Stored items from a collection
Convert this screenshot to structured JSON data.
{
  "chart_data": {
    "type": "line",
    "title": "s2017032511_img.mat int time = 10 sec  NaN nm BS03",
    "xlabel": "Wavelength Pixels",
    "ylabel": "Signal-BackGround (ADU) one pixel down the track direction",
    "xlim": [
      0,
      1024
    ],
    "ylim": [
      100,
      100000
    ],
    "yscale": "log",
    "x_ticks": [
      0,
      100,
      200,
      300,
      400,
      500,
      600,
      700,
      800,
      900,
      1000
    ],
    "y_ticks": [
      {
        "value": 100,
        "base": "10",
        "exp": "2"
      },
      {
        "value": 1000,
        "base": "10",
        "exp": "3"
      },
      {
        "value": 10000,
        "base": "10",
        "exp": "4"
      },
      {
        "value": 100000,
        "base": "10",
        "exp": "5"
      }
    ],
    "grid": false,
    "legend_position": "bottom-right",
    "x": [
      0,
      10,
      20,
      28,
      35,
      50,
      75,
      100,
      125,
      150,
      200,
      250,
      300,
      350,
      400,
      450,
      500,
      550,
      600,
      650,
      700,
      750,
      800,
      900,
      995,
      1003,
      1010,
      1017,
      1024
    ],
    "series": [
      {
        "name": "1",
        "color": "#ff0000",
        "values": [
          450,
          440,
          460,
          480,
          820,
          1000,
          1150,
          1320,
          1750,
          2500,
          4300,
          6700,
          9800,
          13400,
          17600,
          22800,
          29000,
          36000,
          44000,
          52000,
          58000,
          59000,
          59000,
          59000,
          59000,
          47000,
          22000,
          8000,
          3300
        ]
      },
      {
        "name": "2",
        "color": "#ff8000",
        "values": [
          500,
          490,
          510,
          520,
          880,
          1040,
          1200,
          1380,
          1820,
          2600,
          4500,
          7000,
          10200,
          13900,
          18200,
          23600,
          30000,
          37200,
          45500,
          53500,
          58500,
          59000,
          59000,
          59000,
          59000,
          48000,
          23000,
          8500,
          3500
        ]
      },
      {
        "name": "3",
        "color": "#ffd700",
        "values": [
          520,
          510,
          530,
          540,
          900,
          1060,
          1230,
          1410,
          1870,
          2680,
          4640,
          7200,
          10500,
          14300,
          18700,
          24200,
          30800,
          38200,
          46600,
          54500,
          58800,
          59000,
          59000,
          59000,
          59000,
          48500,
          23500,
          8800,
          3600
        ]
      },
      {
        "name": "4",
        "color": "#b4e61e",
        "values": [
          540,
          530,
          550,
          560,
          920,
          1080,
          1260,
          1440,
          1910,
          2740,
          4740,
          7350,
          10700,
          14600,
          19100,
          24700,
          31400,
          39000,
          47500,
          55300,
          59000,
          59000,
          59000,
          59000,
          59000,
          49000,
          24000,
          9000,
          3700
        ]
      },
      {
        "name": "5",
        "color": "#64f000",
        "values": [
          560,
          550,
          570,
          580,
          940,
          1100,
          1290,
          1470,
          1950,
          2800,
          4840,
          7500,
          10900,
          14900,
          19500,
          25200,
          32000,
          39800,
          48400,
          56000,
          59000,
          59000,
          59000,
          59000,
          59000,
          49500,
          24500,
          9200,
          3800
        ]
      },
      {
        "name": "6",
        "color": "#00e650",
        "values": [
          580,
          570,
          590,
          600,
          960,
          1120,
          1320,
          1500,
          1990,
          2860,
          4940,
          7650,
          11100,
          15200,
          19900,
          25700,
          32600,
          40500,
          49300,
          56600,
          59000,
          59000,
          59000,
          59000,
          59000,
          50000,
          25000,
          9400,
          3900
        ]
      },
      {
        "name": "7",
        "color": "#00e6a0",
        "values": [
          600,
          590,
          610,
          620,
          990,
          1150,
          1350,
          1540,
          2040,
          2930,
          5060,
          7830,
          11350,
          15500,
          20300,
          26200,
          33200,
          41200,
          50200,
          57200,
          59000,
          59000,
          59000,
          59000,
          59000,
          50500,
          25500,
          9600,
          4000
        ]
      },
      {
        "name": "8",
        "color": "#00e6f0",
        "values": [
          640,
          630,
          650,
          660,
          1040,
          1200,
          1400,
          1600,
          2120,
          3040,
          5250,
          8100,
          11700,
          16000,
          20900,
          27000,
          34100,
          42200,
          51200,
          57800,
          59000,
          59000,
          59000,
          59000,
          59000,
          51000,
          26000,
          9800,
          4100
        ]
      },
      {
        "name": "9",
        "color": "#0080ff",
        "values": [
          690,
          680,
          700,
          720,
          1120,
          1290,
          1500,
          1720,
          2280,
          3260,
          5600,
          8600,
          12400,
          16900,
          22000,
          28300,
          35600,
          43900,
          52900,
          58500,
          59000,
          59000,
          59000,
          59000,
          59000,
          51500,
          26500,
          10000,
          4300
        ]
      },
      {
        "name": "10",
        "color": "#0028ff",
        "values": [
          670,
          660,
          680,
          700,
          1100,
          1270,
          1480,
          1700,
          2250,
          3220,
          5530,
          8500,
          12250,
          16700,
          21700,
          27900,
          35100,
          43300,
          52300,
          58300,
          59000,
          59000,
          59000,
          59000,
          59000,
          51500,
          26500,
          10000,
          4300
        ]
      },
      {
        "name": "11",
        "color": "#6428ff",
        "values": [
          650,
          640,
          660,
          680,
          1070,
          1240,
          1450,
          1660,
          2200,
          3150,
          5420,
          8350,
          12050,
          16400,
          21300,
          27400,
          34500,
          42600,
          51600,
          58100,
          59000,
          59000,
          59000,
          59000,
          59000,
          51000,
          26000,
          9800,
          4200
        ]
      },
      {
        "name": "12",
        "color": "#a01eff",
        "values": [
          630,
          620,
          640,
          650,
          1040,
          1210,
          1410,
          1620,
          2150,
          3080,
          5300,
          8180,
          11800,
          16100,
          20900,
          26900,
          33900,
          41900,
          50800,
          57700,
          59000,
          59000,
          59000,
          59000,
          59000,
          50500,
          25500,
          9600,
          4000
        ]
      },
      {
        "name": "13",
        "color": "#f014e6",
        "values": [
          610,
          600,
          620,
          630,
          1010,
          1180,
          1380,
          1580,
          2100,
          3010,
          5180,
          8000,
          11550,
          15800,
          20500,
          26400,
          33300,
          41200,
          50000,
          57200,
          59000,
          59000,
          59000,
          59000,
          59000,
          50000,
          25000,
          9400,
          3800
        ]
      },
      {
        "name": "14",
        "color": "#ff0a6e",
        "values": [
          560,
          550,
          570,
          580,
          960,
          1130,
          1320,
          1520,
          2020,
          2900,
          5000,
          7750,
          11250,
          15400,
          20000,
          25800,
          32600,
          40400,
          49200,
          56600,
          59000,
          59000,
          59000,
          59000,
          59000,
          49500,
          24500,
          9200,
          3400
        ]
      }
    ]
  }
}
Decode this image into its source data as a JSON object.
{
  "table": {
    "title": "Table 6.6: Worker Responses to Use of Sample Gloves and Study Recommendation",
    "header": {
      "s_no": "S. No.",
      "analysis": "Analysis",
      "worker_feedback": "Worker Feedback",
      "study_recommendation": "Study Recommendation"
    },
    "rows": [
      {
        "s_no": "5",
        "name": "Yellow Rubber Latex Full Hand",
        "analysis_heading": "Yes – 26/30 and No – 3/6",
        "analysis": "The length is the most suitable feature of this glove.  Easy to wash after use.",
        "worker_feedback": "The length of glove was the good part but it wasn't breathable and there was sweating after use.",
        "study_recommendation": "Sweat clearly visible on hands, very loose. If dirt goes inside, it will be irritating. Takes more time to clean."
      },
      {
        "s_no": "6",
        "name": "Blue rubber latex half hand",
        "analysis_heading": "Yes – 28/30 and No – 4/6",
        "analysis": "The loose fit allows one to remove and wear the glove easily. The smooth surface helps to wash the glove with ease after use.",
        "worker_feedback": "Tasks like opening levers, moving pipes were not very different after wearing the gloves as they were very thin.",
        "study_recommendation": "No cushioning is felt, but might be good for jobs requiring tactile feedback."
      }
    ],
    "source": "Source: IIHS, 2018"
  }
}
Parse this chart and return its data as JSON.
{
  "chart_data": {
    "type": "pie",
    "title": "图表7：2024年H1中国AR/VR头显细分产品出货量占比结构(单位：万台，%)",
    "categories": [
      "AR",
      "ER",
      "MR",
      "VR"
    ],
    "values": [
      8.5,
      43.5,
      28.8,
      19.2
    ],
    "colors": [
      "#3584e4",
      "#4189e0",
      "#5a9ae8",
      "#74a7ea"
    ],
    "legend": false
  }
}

▶ Short task:
Check each line of the records for "very" and copy the ones that contain it.

▶ Written response:
        "study_recommendation": "Sweat clearly visible on hands, very loose. If dirt goes inside, it will be irritating. Takes more time to clean."
        "worker_feedback": "Tasks like opening levers, moving pipes were not very different after wearing the gloves as they were very thin.",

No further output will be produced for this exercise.